_Records supplied_.
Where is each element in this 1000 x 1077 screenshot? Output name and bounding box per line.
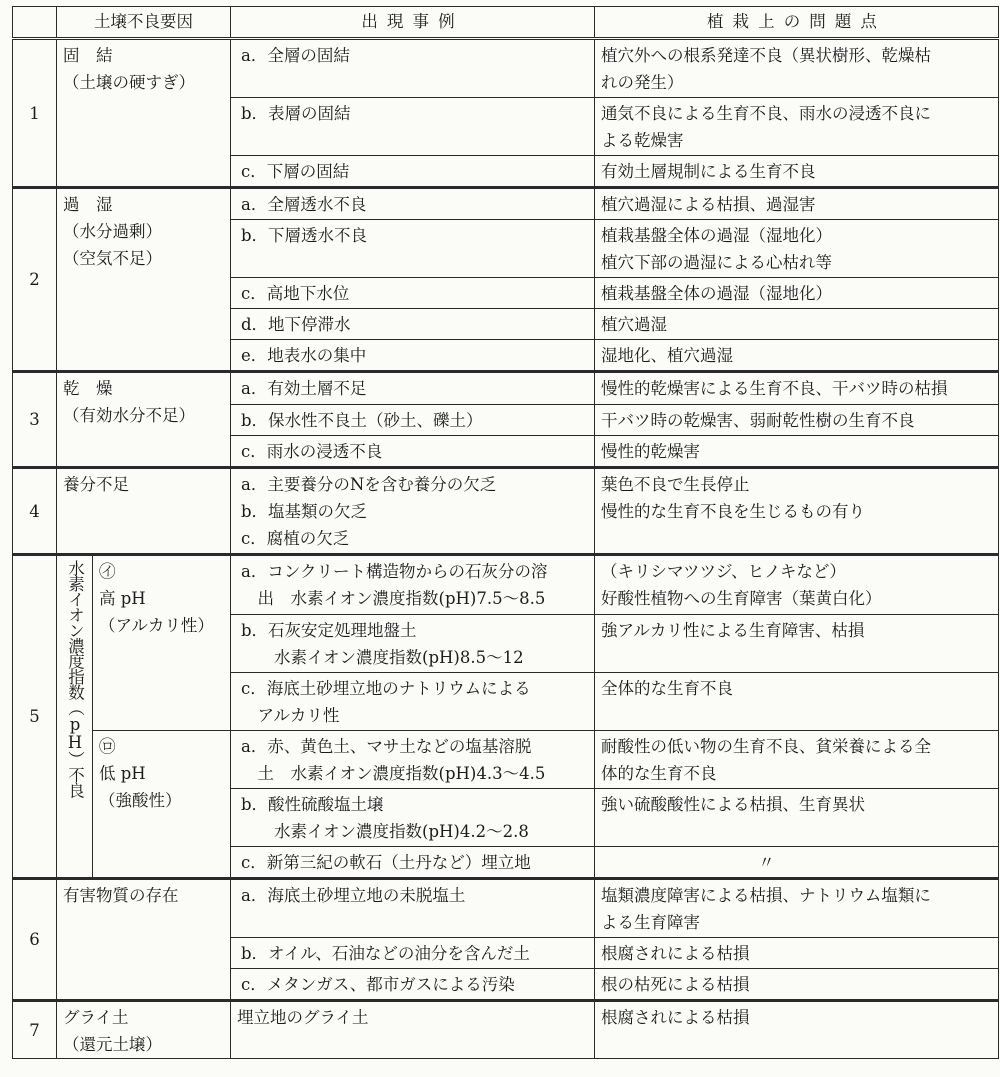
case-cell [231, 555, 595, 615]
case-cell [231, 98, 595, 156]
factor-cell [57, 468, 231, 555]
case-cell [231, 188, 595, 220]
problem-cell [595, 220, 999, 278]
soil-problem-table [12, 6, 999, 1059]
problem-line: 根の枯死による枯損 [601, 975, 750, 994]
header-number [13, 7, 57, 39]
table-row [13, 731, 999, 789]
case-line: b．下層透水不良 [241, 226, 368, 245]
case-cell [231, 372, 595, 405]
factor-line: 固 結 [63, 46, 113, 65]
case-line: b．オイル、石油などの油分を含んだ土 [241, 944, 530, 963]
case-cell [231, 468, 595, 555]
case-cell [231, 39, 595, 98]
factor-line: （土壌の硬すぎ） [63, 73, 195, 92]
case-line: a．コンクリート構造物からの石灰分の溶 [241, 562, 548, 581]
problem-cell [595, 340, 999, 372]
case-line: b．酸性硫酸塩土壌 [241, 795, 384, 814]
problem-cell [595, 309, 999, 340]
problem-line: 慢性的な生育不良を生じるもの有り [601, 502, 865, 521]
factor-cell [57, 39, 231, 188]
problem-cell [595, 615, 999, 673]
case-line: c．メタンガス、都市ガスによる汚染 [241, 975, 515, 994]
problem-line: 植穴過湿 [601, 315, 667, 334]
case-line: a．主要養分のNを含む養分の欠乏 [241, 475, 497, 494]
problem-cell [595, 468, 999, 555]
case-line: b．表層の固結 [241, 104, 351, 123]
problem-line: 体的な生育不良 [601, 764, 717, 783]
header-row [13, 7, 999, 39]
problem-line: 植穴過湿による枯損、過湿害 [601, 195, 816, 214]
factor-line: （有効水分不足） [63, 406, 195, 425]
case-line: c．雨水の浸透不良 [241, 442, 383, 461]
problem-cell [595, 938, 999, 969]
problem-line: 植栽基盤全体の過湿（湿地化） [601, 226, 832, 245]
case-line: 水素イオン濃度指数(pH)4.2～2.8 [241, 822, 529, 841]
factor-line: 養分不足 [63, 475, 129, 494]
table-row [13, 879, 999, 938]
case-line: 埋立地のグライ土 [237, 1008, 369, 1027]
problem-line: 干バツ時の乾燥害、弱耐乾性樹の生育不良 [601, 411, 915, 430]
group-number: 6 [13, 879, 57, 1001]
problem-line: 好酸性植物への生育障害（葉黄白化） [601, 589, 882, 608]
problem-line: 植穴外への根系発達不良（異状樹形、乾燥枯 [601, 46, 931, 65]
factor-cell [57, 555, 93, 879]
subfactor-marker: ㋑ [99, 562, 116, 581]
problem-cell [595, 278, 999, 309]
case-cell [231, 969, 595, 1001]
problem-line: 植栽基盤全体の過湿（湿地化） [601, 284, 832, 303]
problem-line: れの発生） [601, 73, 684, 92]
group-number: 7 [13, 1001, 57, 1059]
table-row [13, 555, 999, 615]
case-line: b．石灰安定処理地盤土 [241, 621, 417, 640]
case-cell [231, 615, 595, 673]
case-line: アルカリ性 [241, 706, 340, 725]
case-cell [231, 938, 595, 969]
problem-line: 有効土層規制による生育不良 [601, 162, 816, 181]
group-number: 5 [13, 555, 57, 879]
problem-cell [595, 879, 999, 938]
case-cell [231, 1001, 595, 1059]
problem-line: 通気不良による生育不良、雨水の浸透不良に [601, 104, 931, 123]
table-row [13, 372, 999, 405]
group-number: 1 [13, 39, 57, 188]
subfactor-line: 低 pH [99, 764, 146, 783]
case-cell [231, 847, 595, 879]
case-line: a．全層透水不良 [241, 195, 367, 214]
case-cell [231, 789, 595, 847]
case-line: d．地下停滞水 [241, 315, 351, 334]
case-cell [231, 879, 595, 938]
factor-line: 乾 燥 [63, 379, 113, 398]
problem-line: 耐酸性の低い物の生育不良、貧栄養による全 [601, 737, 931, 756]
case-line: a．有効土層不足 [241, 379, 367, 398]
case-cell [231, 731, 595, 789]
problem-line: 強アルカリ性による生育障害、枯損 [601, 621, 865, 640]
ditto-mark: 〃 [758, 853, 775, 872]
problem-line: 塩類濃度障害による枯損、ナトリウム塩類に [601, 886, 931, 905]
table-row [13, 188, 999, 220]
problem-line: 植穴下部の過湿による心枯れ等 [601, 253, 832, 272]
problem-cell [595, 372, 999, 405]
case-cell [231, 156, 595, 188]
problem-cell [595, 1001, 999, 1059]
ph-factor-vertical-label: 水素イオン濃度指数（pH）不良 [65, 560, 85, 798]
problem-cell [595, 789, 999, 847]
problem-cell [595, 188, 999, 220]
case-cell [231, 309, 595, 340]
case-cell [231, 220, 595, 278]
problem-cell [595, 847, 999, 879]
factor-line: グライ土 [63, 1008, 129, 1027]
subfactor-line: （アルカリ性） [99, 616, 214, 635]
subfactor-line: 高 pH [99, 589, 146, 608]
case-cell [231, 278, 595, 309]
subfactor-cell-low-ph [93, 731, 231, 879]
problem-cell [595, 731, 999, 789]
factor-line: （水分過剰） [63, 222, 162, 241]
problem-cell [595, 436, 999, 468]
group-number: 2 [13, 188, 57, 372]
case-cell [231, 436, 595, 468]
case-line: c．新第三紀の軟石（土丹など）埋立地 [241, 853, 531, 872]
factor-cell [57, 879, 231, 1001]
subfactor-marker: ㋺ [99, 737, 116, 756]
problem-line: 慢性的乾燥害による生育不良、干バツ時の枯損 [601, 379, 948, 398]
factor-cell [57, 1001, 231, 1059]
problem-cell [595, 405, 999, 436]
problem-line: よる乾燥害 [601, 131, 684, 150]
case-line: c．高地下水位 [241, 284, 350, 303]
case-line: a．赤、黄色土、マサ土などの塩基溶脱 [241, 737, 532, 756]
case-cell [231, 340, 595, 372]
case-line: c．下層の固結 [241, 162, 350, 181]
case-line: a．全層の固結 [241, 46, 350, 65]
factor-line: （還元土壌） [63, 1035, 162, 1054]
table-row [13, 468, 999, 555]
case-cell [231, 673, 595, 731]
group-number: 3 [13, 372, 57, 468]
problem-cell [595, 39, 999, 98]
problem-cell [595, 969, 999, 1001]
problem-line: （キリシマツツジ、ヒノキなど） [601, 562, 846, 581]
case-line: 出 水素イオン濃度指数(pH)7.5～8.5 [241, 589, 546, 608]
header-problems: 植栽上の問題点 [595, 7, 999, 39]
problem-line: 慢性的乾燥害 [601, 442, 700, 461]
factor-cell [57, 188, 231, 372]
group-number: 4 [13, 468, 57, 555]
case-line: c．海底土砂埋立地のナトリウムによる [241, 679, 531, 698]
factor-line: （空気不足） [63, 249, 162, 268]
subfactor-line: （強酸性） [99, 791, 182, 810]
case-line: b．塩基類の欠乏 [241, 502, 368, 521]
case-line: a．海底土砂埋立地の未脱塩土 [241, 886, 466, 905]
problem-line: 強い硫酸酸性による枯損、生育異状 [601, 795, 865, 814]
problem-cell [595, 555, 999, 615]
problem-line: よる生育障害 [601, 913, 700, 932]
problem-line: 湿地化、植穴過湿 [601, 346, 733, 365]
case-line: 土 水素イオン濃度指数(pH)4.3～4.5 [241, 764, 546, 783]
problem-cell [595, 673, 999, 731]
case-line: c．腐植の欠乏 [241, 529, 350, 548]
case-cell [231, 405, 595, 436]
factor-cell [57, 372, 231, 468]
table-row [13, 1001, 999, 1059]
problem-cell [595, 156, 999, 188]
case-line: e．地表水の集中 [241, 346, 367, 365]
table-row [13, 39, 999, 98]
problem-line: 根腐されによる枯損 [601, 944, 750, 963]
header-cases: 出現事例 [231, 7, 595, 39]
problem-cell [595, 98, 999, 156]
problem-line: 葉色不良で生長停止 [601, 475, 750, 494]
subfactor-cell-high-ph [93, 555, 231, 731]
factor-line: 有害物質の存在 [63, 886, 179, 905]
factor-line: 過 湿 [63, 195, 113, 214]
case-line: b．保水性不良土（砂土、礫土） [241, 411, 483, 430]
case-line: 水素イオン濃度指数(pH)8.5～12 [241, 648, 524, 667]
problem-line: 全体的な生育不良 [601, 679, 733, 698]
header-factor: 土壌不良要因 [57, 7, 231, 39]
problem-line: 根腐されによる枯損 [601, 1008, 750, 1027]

...

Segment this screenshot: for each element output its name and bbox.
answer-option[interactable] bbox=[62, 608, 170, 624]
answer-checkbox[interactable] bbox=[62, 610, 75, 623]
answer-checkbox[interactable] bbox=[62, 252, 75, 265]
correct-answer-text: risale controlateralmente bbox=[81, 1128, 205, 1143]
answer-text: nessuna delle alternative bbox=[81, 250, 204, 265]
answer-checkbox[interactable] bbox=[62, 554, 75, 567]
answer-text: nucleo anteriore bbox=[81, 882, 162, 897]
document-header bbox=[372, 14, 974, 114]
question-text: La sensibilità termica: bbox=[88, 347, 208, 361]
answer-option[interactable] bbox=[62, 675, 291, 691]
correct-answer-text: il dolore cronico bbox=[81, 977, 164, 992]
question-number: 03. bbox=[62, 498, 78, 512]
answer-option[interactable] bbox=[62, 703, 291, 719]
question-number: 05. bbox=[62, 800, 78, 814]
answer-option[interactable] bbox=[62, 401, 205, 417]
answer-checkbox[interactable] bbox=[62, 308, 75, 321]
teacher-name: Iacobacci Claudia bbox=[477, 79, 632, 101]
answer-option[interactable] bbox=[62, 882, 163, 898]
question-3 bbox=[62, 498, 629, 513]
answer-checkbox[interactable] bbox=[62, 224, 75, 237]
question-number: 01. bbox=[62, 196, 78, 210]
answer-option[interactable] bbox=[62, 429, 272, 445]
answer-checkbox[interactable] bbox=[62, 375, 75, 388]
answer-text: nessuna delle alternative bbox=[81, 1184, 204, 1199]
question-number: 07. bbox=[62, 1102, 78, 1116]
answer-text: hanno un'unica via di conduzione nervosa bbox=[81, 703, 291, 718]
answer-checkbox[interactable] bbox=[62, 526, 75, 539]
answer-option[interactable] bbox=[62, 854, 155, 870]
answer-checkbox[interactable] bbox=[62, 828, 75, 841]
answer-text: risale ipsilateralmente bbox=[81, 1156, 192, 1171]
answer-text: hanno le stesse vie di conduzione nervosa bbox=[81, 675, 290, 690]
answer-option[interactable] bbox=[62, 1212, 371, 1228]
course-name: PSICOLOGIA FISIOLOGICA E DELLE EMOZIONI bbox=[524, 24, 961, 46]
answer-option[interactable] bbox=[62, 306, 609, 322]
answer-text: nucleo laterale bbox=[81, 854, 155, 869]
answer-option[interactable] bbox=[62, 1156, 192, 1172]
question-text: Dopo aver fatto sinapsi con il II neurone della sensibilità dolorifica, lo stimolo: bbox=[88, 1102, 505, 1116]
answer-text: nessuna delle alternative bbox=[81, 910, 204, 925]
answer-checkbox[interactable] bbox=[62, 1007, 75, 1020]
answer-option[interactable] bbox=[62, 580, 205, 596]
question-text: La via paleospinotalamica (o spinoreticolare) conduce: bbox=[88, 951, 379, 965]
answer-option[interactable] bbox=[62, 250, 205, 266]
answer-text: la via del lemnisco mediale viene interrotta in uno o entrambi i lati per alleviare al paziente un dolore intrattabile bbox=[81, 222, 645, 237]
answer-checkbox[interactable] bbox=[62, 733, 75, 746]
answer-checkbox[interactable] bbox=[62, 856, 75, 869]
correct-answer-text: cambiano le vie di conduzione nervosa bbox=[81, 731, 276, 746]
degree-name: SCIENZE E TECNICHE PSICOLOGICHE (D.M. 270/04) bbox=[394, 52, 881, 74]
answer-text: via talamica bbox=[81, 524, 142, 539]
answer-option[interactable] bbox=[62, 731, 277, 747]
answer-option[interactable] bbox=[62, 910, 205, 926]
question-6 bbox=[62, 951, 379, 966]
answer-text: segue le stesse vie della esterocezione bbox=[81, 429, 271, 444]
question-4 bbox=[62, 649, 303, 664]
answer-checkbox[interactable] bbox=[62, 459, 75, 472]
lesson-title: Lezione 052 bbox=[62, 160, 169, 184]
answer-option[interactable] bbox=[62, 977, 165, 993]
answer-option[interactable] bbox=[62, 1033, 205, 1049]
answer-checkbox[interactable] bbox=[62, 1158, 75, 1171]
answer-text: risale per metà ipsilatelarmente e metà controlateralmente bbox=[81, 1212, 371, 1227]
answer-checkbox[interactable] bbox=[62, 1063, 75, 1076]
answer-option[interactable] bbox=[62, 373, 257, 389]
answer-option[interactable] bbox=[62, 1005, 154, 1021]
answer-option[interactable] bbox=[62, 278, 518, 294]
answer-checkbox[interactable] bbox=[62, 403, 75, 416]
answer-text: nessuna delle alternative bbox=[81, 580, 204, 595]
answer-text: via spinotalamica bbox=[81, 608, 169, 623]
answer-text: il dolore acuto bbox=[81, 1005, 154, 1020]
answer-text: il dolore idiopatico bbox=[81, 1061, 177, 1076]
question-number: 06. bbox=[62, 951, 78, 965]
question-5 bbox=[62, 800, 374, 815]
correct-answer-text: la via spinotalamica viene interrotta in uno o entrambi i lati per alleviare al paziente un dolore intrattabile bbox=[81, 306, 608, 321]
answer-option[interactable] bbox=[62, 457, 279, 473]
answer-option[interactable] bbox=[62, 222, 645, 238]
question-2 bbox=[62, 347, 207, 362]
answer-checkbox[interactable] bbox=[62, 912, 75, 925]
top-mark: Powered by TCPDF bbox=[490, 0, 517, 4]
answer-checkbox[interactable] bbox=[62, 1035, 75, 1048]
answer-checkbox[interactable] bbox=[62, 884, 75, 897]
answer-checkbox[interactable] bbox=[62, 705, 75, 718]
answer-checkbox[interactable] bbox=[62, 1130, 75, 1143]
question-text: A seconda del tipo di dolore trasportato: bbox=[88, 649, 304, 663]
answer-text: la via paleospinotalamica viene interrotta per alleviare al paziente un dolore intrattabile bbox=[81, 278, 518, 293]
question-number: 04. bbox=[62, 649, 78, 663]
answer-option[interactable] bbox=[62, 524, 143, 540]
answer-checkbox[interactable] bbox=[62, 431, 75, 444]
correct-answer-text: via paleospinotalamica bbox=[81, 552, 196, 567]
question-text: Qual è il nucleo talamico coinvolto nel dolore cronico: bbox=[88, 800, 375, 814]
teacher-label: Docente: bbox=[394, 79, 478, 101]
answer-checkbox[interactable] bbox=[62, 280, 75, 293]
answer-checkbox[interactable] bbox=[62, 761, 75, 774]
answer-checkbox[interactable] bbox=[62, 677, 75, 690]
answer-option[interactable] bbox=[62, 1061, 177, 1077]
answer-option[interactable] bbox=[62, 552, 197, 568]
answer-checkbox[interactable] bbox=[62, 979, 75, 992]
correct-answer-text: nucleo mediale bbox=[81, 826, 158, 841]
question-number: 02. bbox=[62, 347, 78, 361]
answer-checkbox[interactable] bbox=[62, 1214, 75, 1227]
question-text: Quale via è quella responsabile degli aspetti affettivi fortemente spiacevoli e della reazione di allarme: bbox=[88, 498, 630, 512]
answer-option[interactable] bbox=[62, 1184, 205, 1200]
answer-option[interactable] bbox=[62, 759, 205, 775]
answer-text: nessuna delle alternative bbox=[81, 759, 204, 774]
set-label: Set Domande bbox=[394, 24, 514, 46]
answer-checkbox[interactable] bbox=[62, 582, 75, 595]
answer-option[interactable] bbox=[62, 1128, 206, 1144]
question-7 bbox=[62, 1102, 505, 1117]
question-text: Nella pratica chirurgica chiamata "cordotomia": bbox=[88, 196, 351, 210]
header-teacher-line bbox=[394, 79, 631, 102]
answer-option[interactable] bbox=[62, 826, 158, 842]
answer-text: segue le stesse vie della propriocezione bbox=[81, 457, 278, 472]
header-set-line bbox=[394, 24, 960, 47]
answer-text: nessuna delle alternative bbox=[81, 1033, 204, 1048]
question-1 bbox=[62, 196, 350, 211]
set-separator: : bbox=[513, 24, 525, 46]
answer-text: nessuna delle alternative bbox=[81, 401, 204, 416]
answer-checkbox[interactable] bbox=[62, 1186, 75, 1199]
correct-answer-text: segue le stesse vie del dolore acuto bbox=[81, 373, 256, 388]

--

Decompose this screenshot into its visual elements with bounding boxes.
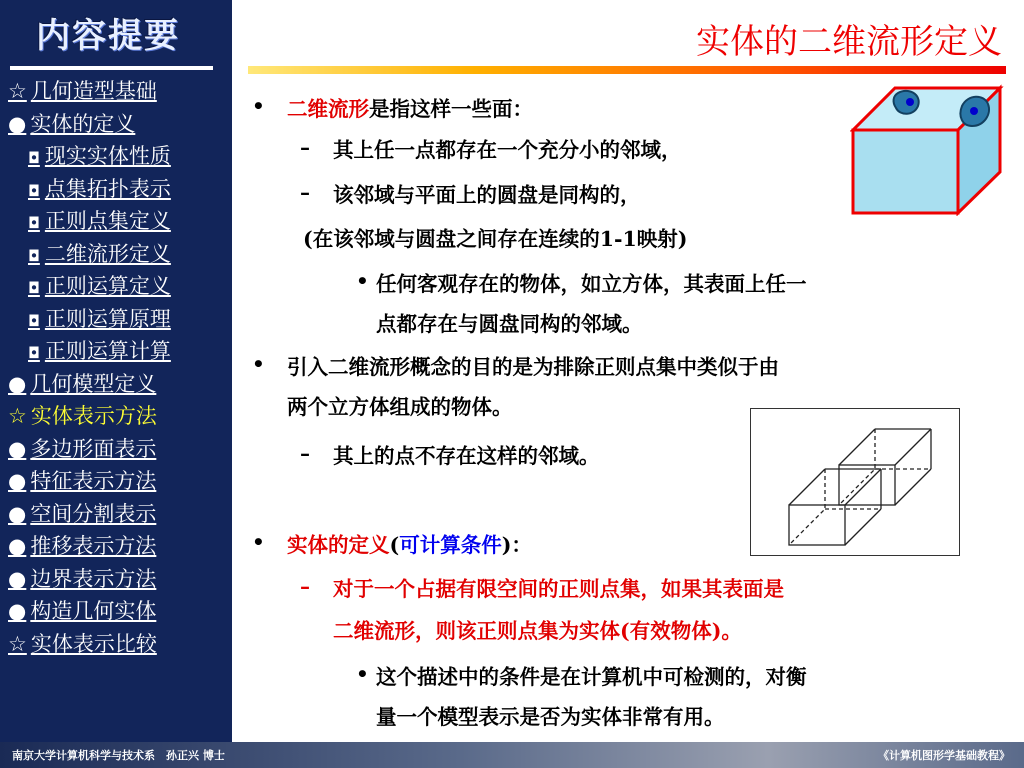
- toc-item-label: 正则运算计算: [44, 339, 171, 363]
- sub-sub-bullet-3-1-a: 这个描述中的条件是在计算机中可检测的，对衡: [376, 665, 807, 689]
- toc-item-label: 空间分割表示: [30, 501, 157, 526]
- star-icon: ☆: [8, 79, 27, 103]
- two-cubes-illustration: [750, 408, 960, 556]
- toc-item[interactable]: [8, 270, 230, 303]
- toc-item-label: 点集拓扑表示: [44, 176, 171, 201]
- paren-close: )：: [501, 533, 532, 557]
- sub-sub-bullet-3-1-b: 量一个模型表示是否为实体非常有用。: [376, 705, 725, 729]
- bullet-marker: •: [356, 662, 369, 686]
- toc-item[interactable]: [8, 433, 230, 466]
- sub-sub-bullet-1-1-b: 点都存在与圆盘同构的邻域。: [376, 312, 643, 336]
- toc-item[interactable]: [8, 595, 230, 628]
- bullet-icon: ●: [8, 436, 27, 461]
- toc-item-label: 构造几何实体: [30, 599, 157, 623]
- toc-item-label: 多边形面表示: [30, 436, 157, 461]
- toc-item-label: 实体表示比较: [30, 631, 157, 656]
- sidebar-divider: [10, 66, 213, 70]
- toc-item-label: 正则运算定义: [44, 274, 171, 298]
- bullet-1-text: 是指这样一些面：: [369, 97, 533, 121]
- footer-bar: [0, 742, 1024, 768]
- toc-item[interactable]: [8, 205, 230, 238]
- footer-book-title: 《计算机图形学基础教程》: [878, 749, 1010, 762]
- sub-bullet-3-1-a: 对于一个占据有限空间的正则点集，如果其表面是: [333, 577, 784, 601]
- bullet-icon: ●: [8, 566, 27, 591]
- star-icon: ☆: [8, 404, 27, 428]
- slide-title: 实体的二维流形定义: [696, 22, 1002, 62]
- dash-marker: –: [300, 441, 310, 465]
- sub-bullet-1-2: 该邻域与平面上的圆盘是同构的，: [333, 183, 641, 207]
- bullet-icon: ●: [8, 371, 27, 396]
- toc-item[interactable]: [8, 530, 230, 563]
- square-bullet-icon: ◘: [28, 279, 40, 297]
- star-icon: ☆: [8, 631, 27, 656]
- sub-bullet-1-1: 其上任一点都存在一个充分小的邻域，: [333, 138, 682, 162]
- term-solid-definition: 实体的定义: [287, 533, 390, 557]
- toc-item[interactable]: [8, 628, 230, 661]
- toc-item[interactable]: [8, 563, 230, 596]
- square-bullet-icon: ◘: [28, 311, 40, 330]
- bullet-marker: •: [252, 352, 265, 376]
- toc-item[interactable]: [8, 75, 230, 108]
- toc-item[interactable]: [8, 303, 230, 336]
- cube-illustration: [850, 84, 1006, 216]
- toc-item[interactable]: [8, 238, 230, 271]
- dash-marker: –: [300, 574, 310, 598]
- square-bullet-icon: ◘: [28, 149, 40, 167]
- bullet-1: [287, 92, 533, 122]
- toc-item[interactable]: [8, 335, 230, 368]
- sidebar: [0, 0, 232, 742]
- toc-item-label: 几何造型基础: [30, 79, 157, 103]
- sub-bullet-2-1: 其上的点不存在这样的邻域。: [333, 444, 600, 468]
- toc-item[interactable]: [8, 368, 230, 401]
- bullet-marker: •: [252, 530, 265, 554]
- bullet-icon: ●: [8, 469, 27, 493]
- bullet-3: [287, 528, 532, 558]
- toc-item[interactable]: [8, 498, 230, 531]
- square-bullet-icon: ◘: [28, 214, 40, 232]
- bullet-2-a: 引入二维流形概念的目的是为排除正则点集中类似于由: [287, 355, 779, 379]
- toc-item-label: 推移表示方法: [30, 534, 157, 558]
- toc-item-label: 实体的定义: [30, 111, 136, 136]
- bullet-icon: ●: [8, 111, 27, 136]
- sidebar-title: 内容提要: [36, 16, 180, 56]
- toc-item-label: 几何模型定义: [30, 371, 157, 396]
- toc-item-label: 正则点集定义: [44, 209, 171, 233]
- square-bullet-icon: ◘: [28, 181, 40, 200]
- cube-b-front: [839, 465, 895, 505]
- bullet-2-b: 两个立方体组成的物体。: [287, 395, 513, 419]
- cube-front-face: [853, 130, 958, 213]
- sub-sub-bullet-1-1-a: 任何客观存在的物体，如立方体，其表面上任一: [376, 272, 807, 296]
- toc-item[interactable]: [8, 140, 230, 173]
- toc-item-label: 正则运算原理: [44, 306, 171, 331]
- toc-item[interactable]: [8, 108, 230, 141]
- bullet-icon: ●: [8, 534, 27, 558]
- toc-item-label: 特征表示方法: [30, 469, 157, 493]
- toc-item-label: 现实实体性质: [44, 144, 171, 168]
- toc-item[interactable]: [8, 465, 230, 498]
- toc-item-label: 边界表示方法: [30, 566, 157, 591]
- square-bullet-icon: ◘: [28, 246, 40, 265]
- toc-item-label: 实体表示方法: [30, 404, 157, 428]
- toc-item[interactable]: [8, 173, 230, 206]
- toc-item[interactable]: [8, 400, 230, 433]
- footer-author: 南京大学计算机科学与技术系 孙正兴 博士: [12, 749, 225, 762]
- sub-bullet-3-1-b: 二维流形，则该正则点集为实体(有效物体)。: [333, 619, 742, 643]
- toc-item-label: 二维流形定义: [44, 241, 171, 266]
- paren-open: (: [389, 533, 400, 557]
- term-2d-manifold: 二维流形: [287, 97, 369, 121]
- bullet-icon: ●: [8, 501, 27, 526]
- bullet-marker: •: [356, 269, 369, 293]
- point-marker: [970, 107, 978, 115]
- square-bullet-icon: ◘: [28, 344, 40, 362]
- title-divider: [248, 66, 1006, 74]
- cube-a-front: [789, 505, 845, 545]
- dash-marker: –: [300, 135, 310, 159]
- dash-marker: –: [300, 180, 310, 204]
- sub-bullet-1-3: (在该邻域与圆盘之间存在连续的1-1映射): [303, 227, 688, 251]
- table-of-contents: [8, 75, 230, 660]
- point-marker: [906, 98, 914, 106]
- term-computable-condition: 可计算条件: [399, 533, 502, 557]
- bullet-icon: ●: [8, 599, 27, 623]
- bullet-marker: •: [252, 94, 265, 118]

_Exercise aim_.
Switch every "star-icon" to "star-symbol" in the part of the items above that opens with the line containing "- toc-item-label: 正则运算计算: [44, 339, 171, 363]" and closes with the line containing "- toc-item[interactable]: [8, 628, 230, 661]", then give back only that part with everything else left unchanged.

_Solution to the exercise_.
- toc-item-label: 正则运算计算: [44, 339, 171, 363]
- sub-sub-bullet-3-1-a: 这个描述中的条件是在计算机中可检测的，对衡: [376, 665, 807, 689]
- toc-item-label: 空间分割表示: [30, 501, 157, 526]
- star-symbol: ☆: [8, 79, 27, 103]
- two-cubes-illustration: [750, 408, 960, 556]
- toc-item[interactable]: [8, 270, 230, 303]
- toc-item-label: 点集拓扑表示: [44, 176, 171, 201]
- paren-close: )：: [501, 533, 532, 557]
- sub-sub-bullet-3-1-b: 量一个模型表示是否为实体非常有用。: [376, 705, 725, 729]
- bullet-marker: •: [356, 662, 369, 686]
- toc-item[interactable]: [8, 433, 230, 466]
- sub-sub-bullet-1-1-b: 点都存在与圆盘同构的邻域。: [376, 312, 643, 336]
- toc-item[interactable]: [8, 595, 230, 628]
- bullet-icon: ●: [8, 436, 27, 461]
- toc-item-label: 构造几何实体: [30, 599, 157, 623]
- toc-item-label: 多边形面表示: [30, 436, 157, 461]
- toc-item-label: 实体表示比较: [30, 631, 157, 656]
- sidebar-divider: [10, 66, 213, 70]
- toc-item-label: 正则运算定义: [44, 274, 171, 298]
- bullet-1-text: 是指这样一些面：: [369, 97, 533, 121]
- footer-bar: [0, 742, 1024, 768]
- toc-item[interactable]: [8, 205, 230, 238]
- footer-book-title: 《计算机图形学基础教程》: [878, 749, 1010, 762]
- sub-bullet-3-1-a: 对于一个占据有限空间的正则点集，如果其表面是: [333, 577, 784, 601]
- bullet-icon: ●: [8, 566, 27, 591]
- star-symbol: ☆: [8, 404, 27, 428]
- slide-title: 实体的二维流形定义: [696, 22, 1002, 62]
- dash-marker: –: [300, 441, 310, 465]
- sub-bullet-1-2: 该邻域与平面上的圆盘是同构的，: [333, 183, 641, 207]
- bullet-icon: ●: [8, 371, 27, 396]
- toc-item[interactable]: [8, 530, 230, 563]
- square-bullet-icon: ◘: [28, 279, 40, 297]
- star-symbol: ☆: [8, 631, 27, 656]
- sub-bullet-1-1: 其上任一点都存在一个充分小的邻域，: [333, 138, 682, 162]
- term-solid-definition: 实体的定义: [287, 533, 390, 557]
- toc-item[interactable]: [8, 628, 230, 661]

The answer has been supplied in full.